##### Task input

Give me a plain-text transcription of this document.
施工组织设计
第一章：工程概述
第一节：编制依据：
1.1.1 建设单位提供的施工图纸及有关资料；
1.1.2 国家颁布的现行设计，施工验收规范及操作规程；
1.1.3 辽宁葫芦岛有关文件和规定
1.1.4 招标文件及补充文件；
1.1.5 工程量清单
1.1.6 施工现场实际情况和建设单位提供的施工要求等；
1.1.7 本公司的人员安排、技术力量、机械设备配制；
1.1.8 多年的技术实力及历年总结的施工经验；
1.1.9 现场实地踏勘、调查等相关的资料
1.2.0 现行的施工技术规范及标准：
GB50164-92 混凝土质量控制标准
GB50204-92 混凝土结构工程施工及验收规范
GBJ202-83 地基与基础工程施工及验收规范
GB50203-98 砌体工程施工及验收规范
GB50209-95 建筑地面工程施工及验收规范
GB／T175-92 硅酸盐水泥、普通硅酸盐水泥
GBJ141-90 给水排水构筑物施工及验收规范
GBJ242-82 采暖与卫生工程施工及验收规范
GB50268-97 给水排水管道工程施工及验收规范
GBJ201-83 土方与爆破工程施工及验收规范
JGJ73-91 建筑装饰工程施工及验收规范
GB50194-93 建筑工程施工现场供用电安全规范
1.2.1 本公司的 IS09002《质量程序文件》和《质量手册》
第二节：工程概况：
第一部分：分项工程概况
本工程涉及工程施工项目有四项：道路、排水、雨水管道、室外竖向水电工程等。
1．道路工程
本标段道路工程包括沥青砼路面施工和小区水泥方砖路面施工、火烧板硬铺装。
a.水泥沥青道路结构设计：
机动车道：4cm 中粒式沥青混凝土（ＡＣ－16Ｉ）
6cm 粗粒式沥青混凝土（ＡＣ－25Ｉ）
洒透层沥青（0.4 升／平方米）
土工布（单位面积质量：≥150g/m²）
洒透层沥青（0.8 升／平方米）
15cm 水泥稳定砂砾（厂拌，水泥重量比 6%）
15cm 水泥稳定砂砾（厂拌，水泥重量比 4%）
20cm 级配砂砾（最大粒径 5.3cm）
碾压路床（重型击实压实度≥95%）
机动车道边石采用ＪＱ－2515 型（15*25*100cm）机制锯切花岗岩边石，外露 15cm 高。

##########

## Exercise objective
Retype the material in full. Each word must match.

## Result below
Give me a plain-text transcription of this document.
施工组织设计
第一章：工程概述
第一节：编制依据：
1.1.1 建设单位提供的施工图纸及有关资料；
1.1.2 国家颁布的现行设计，施工验收规范及操作规程；
1.1.3 辽宁葫芦岛有关文件和规定
1.1.4 招标文件及补充文件；
1.1.5 工程量清单
1.1.6 施工现场实际情况和建设单位提供的施工要求等；
1.1.7 本公司的人员安排、技术力量、机械设备配制；
1.1.8 多年的技术实力及历年总结的施工经验；
1.1.9 现场实地踏勘、调查等相关的资料
1.2.0 现行的施工技术规范及标准：
GB50164-92 混凝土质量控制标准
GB50204-92 混凝土结构工程施工及验收规范
GBJ202-83 地基与基础工程施工及验收规范
GB50203-98 砌体工程施工及验收规范
GB50209-95 建筑地面工程施工及验收规范
GB／T175-92 硅酸盐水泥、普通硅酸盐水泥
GBJ141-90 给水排水构筑物施工及验收规范
GBJ242-82 采暖与卫生工程施工及验收规范
GB50268-97 给水排水管道工程施工及验收规范
GBJ201-83 土方与爆破工程施工及验收规范
JGJ73-91 建筑装饰工程施工及验收规范
GB50194-93 建筑工程施工现场供用电安全规范
1.2.1 本公司的 IS09002《质量程序文件》和《质量手册》
第二节：工程概况：
第一部分：分项工程概况
本工程涉及工程施工项目有四项：道路、排水、雨水管道、室外竖向水电工程等。
1．道路工程
本标段道路工程包括沥青砼路面施工和小区水泥方砖路面施工、火烧板硬铺装。
a.水泥沥青道路结构设计：
机动车道：4cm 中粒式沥青混凝土（ＡＣ－16Ｉ）
6cm 粗粒式沥青混凝土（ＡＣ－25Ｉ）
洒透层沥青（0.4 升／平方米）
土工布（单位面积质量：≥150g/m²）
洒透层沥青（0.8 升／平方米）
15cm 水泥稳定砂砾（厂拌，水泥重量比 6%）
15cm 水泥稳定砂砾（厂拌，水泥重量比 4%）
20cm 级配砂砾（最大粒径 5.3cm）
碾压路床（重型击实压实度≥95%）
机动车道边石采用ＪＱ－2515 型（15*25*100cm）机制锯切花岗岩边石，外露 15cm 高。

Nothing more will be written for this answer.